| Records to use |
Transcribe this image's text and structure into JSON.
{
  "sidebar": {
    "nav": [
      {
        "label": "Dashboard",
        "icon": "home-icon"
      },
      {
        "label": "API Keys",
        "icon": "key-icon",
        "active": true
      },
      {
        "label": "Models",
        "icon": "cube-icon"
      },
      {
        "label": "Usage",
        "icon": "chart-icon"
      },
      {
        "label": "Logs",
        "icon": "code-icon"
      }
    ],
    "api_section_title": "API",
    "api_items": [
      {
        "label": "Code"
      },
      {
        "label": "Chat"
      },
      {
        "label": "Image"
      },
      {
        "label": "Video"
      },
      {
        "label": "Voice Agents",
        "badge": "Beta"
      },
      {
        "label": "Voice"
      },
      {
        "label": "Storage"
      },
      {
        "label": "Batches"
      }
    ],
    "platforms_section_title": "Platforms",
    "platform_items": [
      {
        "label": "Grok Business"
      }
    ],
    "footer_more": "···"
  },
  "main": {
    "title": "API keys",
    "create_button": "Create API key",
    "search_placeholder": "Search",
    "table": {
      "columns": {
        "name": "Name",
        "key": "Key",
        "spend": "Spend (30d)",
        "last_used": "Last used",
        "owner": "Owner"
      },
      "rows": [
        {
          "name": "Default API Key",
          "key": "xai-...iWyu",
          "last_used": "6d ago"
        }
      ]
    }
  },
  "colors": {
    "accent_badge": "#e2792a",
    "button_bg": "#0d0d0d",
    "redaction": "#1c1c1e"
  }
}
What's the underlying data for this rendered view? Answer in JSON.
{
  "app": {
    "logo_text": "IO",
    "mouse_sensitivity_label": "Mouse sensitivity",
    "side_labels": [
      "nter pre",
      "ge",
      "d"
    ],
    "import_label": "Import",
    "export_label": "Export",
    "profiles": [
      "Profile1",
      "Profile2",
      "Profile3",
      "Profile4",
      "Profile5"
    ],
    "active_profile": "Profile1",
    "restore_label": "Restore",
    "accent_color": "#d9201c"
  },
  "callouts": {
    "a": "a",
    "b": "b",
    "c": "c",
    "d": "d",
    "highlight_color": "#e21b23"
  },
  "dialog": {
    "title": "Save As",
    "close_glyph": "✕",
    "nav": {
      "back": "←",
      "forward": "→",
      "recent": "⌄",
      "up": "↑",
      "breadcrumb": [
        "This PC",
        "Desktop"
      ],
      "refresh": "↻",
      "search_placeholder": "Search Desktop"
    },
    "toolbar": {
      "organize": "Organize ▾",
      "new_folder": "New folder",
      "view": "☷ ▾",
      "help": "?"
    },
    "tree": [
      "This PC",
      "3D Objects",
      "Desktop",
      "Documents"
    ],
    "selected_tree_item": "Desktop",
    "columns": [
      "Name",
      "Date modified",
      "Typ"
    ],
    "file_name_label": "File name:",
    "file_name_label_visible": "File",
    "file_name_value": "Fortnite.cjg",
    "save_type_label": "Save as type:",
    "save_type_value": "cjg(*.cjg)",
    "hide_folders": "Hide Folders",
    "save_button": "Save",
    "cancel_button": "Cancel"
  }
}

| Aim of the task |
Write out the material exactly as given.

| Result of the task |
Transcribe this image's text and structure into JSON.
{
  "sidebar": {
    "nav": [
      {
        "label": "Dashboard",
        "icon": "home-icon"
      },
      {
        "label": "API Keys",
        "icon": "key-icon",
        "active": true
      },
      {
        "label": "Models",
        "icon": "cube-icon"
      },
      {
        "label": "Usage",
        "icon": "chart-icon"
      },
      {
        "label": "Logs",
        "icon": "code-icon"
      }
    ],
    "api_section_title": "API",
    "api_items": [
      {
        "label": "Code"
      },
      {
        "label": "Chat"
      },
      {
        "label": "Image"
      },
      {
        "label": "Video"
      },
      {
        "label": "Voice Agents",
        "badge": "Beta"
      },
      {
        "label": "Voice"
      },
      {
        "label": "Storage"
      },
      {
        "label": "Batches"
      }
    ],
    "platforms_section_title": "Platforms",
    "platform_items": [
      {
        "label": "Grok Business"
      }
    ],
    "footer_more": "···"
  },
  "main": {
    "title": "API keys",
    "create_button": "Create API key",
    "search_placeholder": "Search",
    "table": {
      "columns": {
        "name": "Name",
        "key": "Key",
        "spend": "Spend (30d)",
        "last_used": "Last used",
        "owner": "Owner"
      },
      "rows": [
        {
          "name": "Default API Key",
          "key": "xai-...iWyu",
          "last_used": "6d ago"
        }
      ]
    }
  },
  "colors": {
    "accent_badge": "#e2792a",
    "button_bg": "#0d0d0d",
    "redaction": "#1c1c1e"
  }
}
What's the underlying data for this rendered view? Answer in JSON.
{
  "app": {
    "logo_text": "IO",
    "mouse_sensitivity_label": "Mouse sensitivity",
    "side_labels": [
      "nter pre",
      "ge",
      "d"
    ],
    "import_label": "Import",
    "export_label": "Export",
    "profiles": [
      "Profile1",
      "Profile2",
      "Profile3",
      "Profile4",
      "Profile5"
    ],
    "active_profile": "Profile1",
    "restore_label": "Restore",
    "accent_color": "#d9201c"
  },
  "callouts": {
    "a": "a",
    "b": "b",
    "c": "c",
    "d": "d",
    "highlight_color": "#e21b23"
  },
  "dialog": {
    "title": "Save As",
    "close_glyph": "✕",
    "nav": {
      "back": "←",
      "forward": "→",
      "recent": "⌄",
      "up": "↑",
      "breadcrumb": [
        "This PC",
        "Desktop"
      ],
      "refresh": "↻",
      "search_placeholder": "Search Desktop"
    },
    "toolbar": {
      "organize": "Organize ▾",
      "new_folder": "New folder",
      "view": "☷ ▾",
      "help": "?"
    },
    "tree": [
      "This PC",
      "3D Objects",
      "Desktop",
      "Documents"
    ],
    "selected_tree_item": "Desktop",
    "columns": [
      "Name",
      "Date modified",
      "Typ"
    ],
    "file_name_label": "File name:",
    "file_name_label_visible": "File",
    "file_name_value": "Fortnite.cjg",
    "save_type_label": "Save as type:",
    "save_type_value": "cjg(*.cjg)",
    "hide_folders": "Hide Folders",
    "save_button": "Save",
    "cancel_button": "Cancel"
  }
}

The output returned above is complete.